分析対象テキスト
連載:今週の「ざっくり知っておきたいIT業界データ」 第84回
IT市場トレンドやユーザー動向を「3行まとめ」で理解する 5月20日~5月26日
生成AIの業務利用が先行する業種、ランサムウェア攻撃の9割がバックアップリポジトリを狙う、ほか
2023年05月29日 08時00分更新
本連載「ざっくり知っておきたいIT業界データ」では、過去1週間に調査会社などから発表されたIT市場予測やユーザー動向などのデータを、それぞれ3行にまとめてお伝えします。
今回(2023年5月20日~5月26日)は、ランサムウェア攻撃被害を受けた企業の実態調査、生成AI(ジェネレーティブAI)の業務活用動向、民間医療保険や公的社会保障の理解度、国内ソフトウェア市場やDDoS攻撃対策市場の成長率についてのデータを紹介します。
■[セキュリティ]サイバー攻撃に遭った組織の80%が身代金を支払う、21%はデータ復旧できず(ヴィーム・ソフトウェア、5月24日)

提供情報
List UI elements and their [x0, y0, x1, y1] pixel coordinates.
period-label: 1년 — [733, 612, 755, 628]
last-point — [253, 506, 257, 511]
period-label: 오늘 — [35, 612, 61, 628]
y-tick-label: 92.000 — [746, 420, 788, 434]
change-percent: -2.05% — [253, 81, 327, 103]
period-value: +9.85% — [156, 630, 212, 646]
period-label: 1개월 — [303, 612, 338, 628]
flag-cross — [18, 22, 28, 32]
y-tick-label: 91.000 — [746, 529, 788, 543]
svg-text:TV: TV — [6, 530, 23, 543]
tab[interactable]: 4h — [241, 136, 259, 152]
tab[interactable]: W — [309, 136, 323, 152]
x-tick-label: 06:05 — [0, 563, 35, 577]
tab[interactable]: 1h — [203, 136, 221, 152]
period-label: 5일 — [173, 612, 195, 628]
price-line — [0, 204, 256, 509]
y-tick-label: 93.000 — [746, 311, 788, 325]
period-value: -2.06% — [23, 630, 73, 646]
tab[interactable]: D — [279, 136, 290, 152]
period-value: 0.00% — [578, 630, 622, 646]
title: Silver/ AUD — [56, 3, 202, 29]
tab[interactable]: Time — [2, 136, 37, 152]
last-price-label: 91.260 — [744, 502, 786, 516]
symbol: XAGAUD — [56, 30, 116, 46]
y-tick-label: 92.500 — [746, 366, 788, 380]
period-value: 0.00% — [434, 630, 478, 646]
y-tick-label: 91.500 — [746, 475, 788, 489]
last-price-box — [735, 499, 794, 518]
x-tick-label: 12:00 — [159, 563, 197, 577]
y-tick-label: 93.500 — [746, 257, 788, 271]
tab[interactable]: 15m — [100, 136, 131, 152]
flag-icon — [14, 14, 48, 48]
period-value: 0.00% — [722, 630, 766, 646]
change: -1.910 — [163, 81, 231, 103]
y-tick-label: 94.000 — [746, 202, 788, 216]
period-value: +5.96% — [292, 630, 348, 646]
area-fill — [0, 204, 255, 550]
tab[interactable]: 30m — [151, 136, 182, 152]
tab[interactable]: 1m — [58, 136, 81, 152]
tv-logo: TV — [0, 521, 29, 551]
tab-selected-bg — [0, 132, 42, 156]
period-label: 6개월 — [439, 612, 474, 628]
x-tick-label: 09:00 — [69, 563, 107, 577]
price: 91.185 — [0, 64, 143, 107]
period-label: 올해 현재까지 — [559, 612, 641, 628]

実施事項
(a) 分析対象テキストで「今回(2023年5月20日~5月26日)は」から始まる段落を、主な情報を残して箇条書きに書き直してください。
(b) 分析対象テキストから、「連載:今週の「ざっくり知っておきたいIT業界データ」 第84回」を含む語句で始まり「3行にまとめてお伝えします。」で終わる部分を、一字一句変えずに引用してください。
(c) 分析対象テキストに出てくる割合を表す数値をすべて挙げてください。
レコードは分析対象テキストの内容とは関係ありません。

タスク別回答
(a)
今回(2023年5月20日~5月26日)紹介するデータ:
- ランサムウェア攻撃被害を受けた企業の実態調査
- 生成AI(ジェネレーティブAI)の業務活用動向
- 民間医療保険や公的社会保障の理解度
- 国内ソフトウェア市場の成長率
- DDoS攻撃対策市場の成長率

(b)
連載:今週の「ざっくり知っておきたいIT業界データ」 第84回
IT市場トレンドやユーザー動向を「3行まとめ」で理解する 5月20日~5月26日
生成AIの業務利用が先行する業種、ランサムウェア攻撃の9割がバックアップリポジトリを狙う、ほか
2023年05月29日 08時00分更新
本連載「ざっくり知っておきたいIT業界データ」では、過去1週間に調査会社などから発表されたIT市場予測やユーザー動向などのデータを、それぞれ3行にまとめてお伝えします。

(c)
- 9割
- 80%
- 21%